**SHORT TASK:**
Continue the forum thread below about actuarial equivalence and late retirement benefits, starting after its final post.

**TEXT PROVIDED:**

## Start

Jump to content

Recommended Posts

Posted

Can someone tell me if I am thinking fully and corrrectly about the concept of the mortality table and interest rates as they relate to actuarial equivalence and/or actuarial increase? I know that you would use these to determine actuarial equivalence when optional forms are involved. I just don't know exactly how they work. Well, I know how the interest rate plays into this, I think. That is, if the normal form of benefit is a single life annuity (and the interest rate is high (8%)) that means you will get less is a lump sum distribution than you would have if the interest rate were lower--because the the assumption is that you will invest that lump sum at 8% a year or something like that.

And, I understand that the mortality table predicts the age of death and how that would affect funding; I guess I don't see how a certain table is chosen or if I need to know anything else about the concept.

I guess the better question relates to actuarial increase: I have read that:

An "actuarial increase must be provided under a defined benefit plan for an employee who retires after age 70 1/2."

What is the difference between accrued benefit and actuarial increase of accrued benefit? I have seen language concerning late retirement that reads somehting like this: "a P's who continues employment after attaining NRA his benefit shall be the greater of continued accruals or act. eq. of acc. benefit." I can't wrap my mind around it. The I read that the late retirement benefit could be "paid as though the P had actually retired on the NRD." That seems weird to me. Can that be done?

Please understand that I have plenty of people in my office who can tell me if I am right or wrong on something; I am just trying to learn this DB stuff to the point of really understanding it and being able to explain it to a novice--understanding at a fundamental level.

I am new to the area of employee benefits law--an attorney, not an actuary. I have no idea what's going on--and I'm sleepy. Even so, I am trying to learn. Teach me. Talk to me like I have no idea what's going on and I'm sleepy.

Posted

Accrued Benefit. See IRC 411(a)(7). Note the reference to Normal Retirement Age, which means that must be defined first.

BTW, you might benefit from general background reading (if not alread) such as "Fundamentals of Private Pensions" (my copy is published by the Pension Research Council) or "Pension Planning" (published by Irwin).

I'm a retirement actuary. Nothing about my comments is intended or should be construed as investment, tax, legal or accounting advice. Occasionally, but not all the time, it might be reasonable to interpret my comments as actuarial or consulting advice.

Posted
Accrued Benefit. See IRC 411(a)(7). Note the reference to Normal Retirement Age, which means that must be defined first.

BTW, you might benefit from general background reading (if not alread) such as "Fundamentals of Private Pensions" (my copy is published by the Pension Research Council) or "Pension Planning" (published by Irwin).

Thanks. I will read the rule and see if I get what you are saying. It just so happens that I have the first book on my desk and have read a little. I hope to read the DB chapters over the weekend. I don't know if I heard about the other one. I will look in our library. Thanks.

I am new to the area of employee benefits law--an attorney, not an actuary. I have no idea what's going on--and I'm sleepy. Even so, I am trying to learn. Teach me. Talk to me like I have no idea what's going on and I'm sleepy.

Posted

You might want to do some research about ASPPA. It may be beneficial for you. It won't get you the depth that you are going to need but it will give an accelarated base of knowledge. They also do a great job of keeping you current with law changes.

## End

**DATA BLOCK:**
## Start

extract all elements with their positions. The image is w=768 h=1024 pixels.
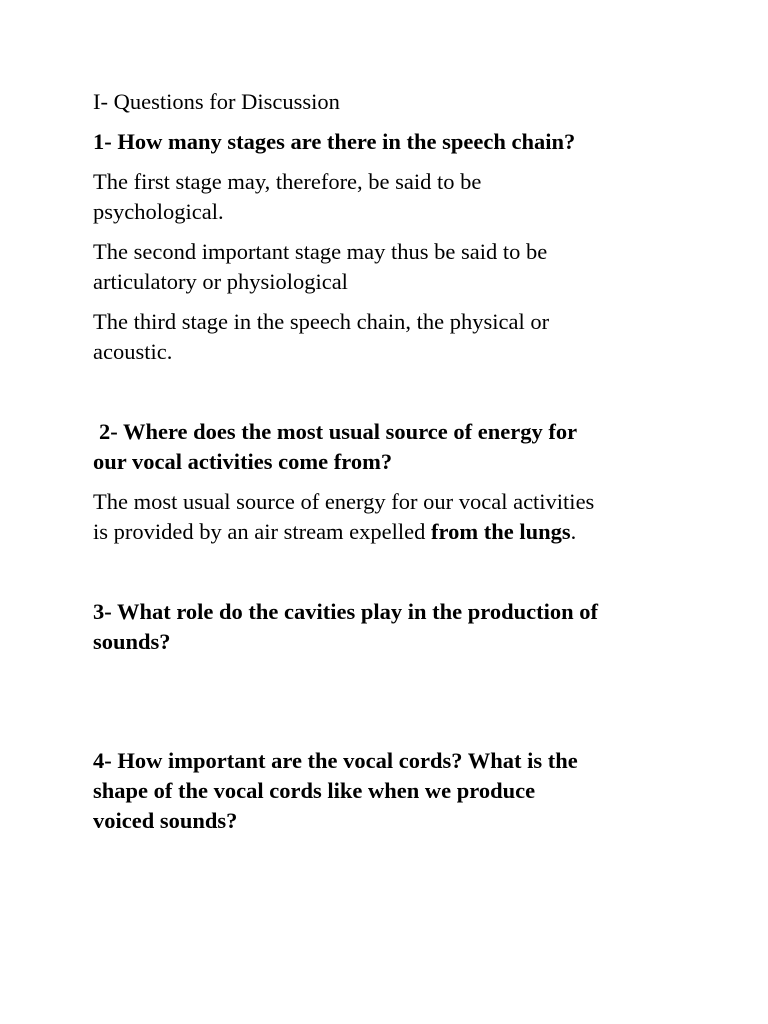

## End

**EXPECTED OUTPUT:**
IMHO

Posted
You might want to do some research about ASPPA. It may be beneficial for you. It won't get you the depth that you are going to need but it will give an accelarated base of knowledge. They also do a great job of keeping you current with law changes.

Thanks, Frizzy. I just ordered their Retirement Plan Fundamentals I book. They have a new "RPF" designation if you complete volumes I and II and take the open book tests. I will finish those this year since there are no experience requirements and then move on to QPA/QKA/CPC designations over the next three years.

Any recommendations on learning the purpose behind each rule relating to qualified plans? I find that if I know the purpose behind a rule and/or how it works in practice, I understand it better.

And, anytime you think of anything that would be useful for me to know, feel very free to e-mail me. I'm hoping you guys on here will be let me benefit from your wisdom and experience.

I am new to the area of employee benefits law--an attorney, not an actuary. I have no idea what's going on--and I'm sleepy. Even so, I am trying to learn. Teach me. Talk to me like I have no idea what's going on and I'm sleepy.

Posted
Any recommendations on learning the purpose behind each rule relating to qualified plans? I find that if I know the purpose behind a rule and/or how it works in practice, I understand it better.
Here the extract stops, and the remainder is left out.